━━ INPUT MATERIAL ━━

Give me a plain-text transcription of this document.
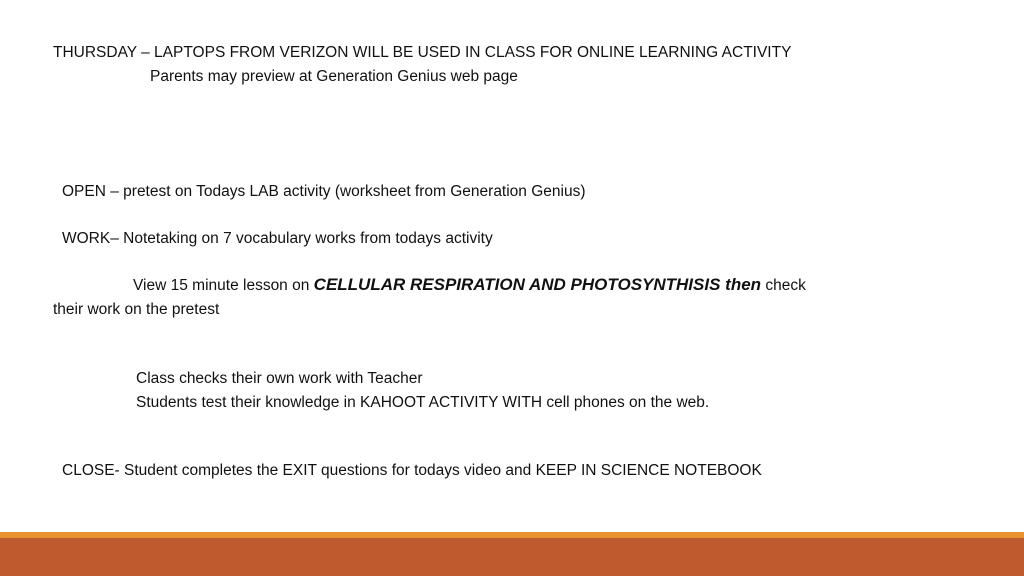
THURSDAY – LAPTOPS FROM VERIZON WILL BE USED IN CLASS FOR ONLINE LEARNING ACTIVITY
Parents may preview at Generation Genius web page
OPEN – pretest on Todays LAB activity (worksheet from Generation Genius)
WORK– Notetaking on 7 vocabulary works from todays activity
View 15 minute lesson on CELLULAR RESPIRATION AND PHOTOSYNTHISIS then check
their work on the pretest
Class checks their own work with Teacher
Students test their knowledge in KAHOOT ACTIVITY WITH cell phones on the web.
CLOSE- Student completes the EXIT questions for todays video and KEEP IN SCIENCE NOTEBOOK
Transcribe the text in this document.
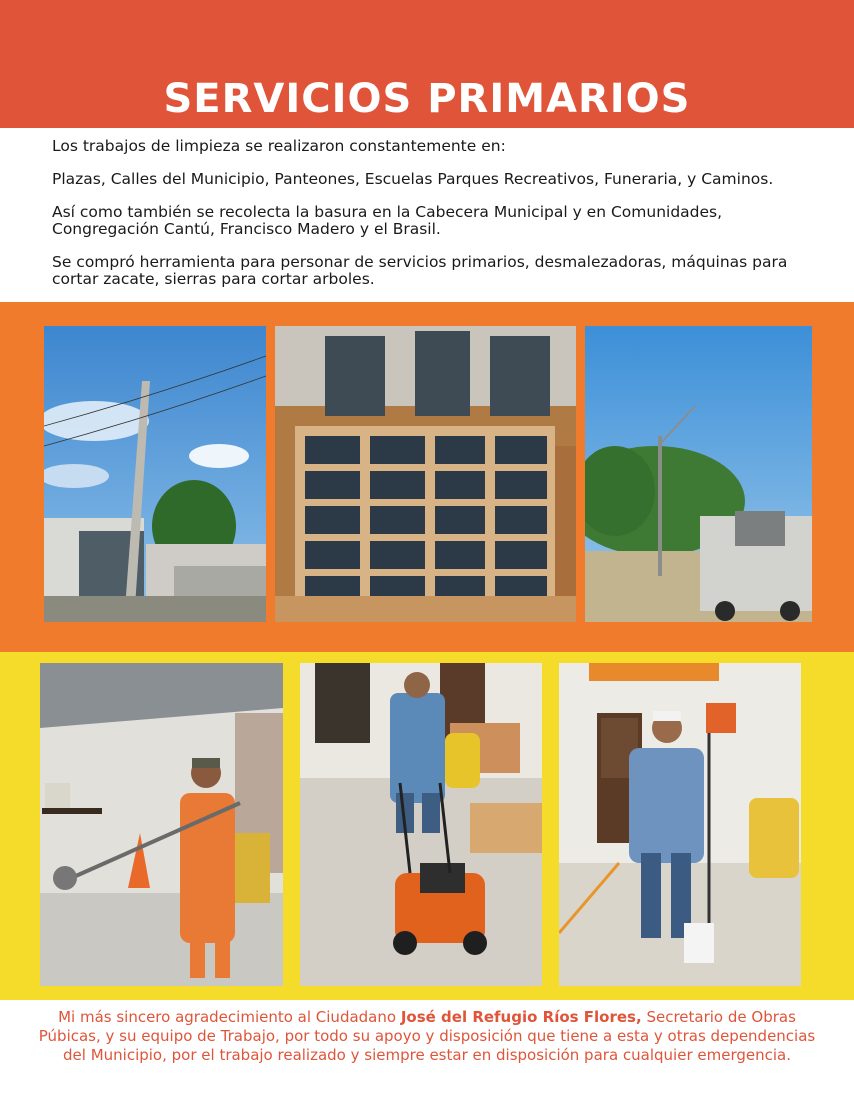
SERVICIOS PRIMARIOS

Los trabajos de limpieza se realizaron constantemente en:

Plazas, Calles del Municipio, Panteones, Escuelas Parques Recreativos, Funeraria, y Caminos.

Así como también se recolecta la basura en la Cabecera Municipal y en Comunidades, Congregación Cantú, Francisco Madero y el Brasil.

Se compró herramienta para personar de servicios primarios, desmalezadoras, máquinas para cortar zacate, sierras para cortar arboles.

Mi más sincero agradecimiento al Ciudadano José del Refugio Ríos Flores, Secretario de Obras Púbicas, y su equipo de Trabajo, por todo su apoyo y disposición que tiene a esta y otras dependencias del Municipio, por el trabajo realizado y siempre estar en disposición para cualquier emergencia.
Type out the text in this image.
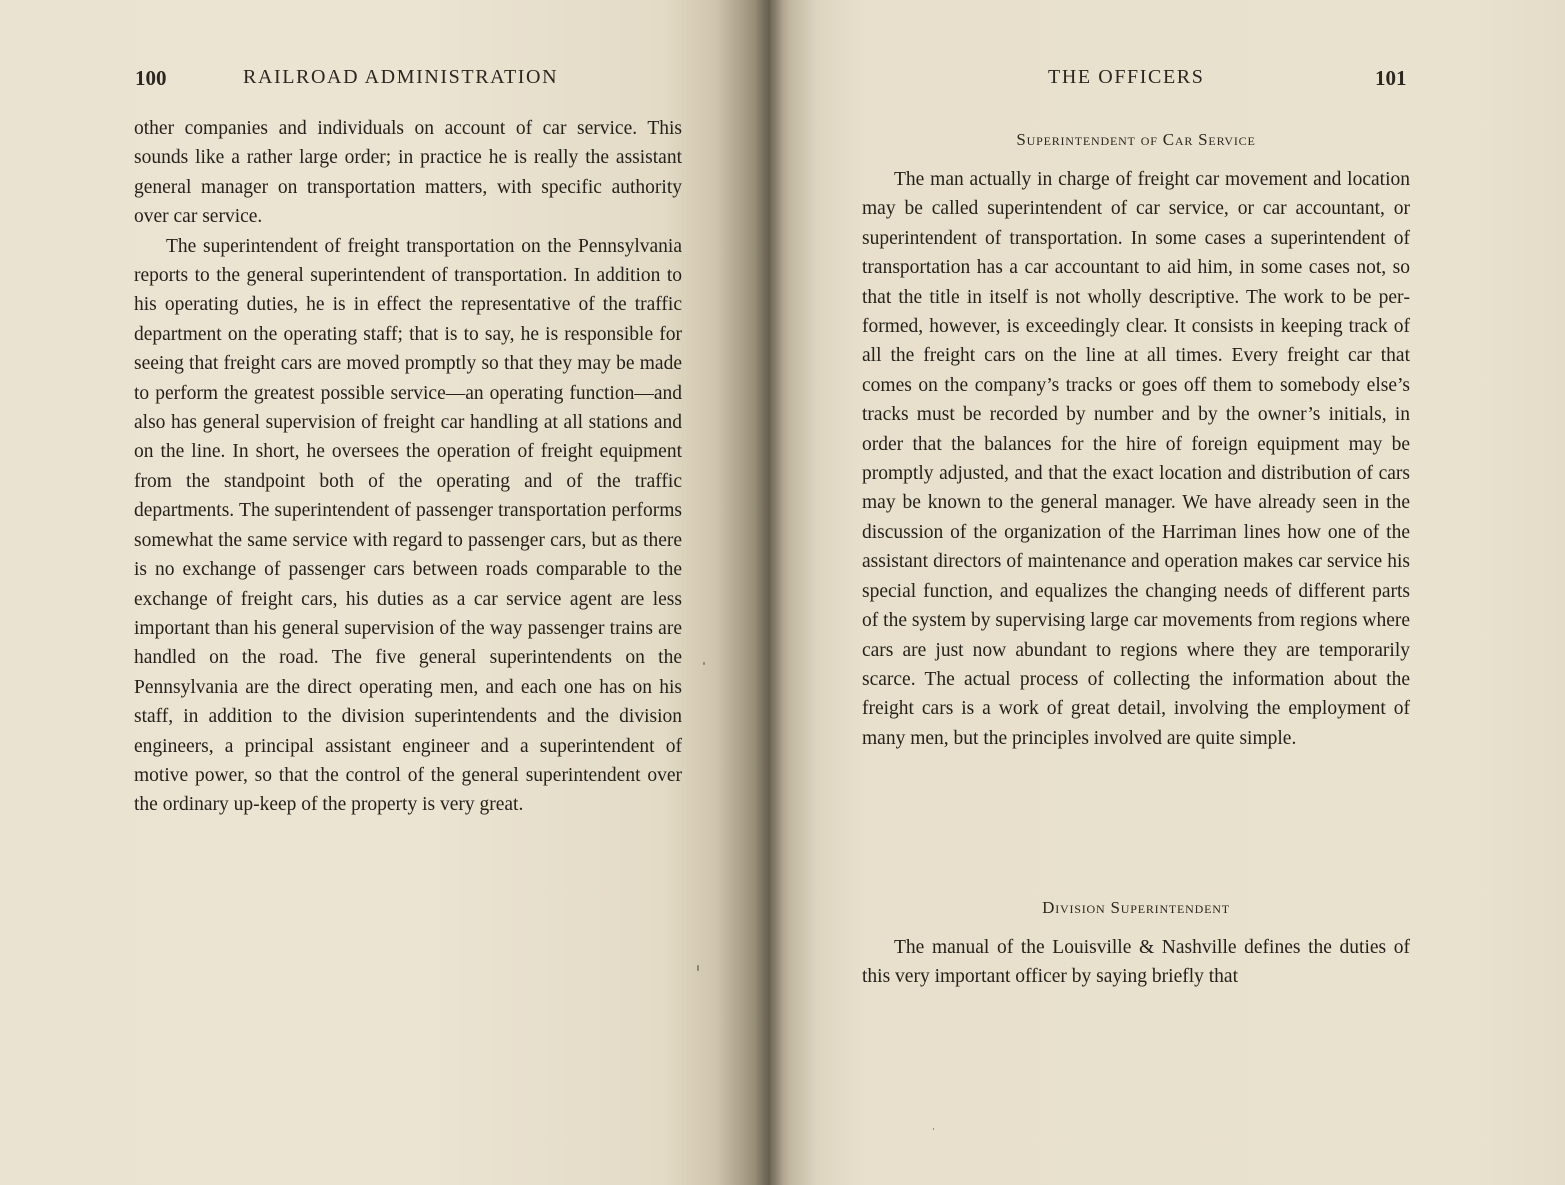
100	RAILROAD ADMINISTRATION

other companies and individuals on account of car service. This sounds like a rather large order; in practice he is really the assistant general manager on transportation matters, with specific authority over car service.

The superintendent of freight transportation on the Pennsylvania reports to the general superintendent of transportation. In addition to his operating duties, he is in effect the representative of the traffic department on the operating staff; that is to say, he is responsible for seeing that freight cars are moved promptly so that they may be made to perform the greatest possible service—an operating function—and also has general supervision of freight car handling at all stations and on the line. In short, he oversees the operation of freight equipment from the standpoint both of the operating and of the traffic departments. The superintendent of passenger transportation performs somewhat the same service with regard to passenger cars, but as there is no exchange of passenger cars between roads comparable to the exchange of freight cars, his duties as a car service agent are less important than his general supervision of the way passenger trains are handled on the road. The five general superintendents on the Pennsylvania are the direct operating men, and each one has on his staff, in addition to the division superintendents and the division engineers, a principal assistant engineer and a superintendent of motive power, so that the control of the general superintendent over the ordinary up-keep of the property is very great.

THE OFFICERS	101
Superintendent of Car Service

The man actually in charge of freight car movement and location may be called superintendent of car service, or car accountant, or superintendent of transportation. In some cases a superintendent of transportation has a car accountant to aid him, in some cases not, so that the title in itself is not wholly descriptive. The work to be performed, however, is exceedingly clear. It consists in keeping track of all the freight cars on the line at all times. Every freight car that comes on the company’s tracks or goes off them to somebody else’s tracks must be recorded by number and by the owner’s initials, in order that the balances for the hire of foreign equipment may be promptly adjusted, and that the exact location and distribution of cars may be known to the general manager. We have already seen in the discussion of the organization of the Harriman lines how one of the assistant directors of maintenance and operation makes car service his special function, and equalizes the changing needs of different parts of the system by supervising large car movements from regions where cars are just now abundant to regions where they are temporarily scarce. The actual process of collecting the information about the freight cars is a work of great detail, involving the employment of many men, but the principles involved are quite simple.

Division Superintendent

The manual of the Louisville & Nashville defines the duties of this very important officer by saying briefly that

━━━

Extract all lines of the records above that include "Genius".

Parents may preview at Generation Genius web page
OPEN – pretest on Todays LAB activity (worksheet from Generation Genius)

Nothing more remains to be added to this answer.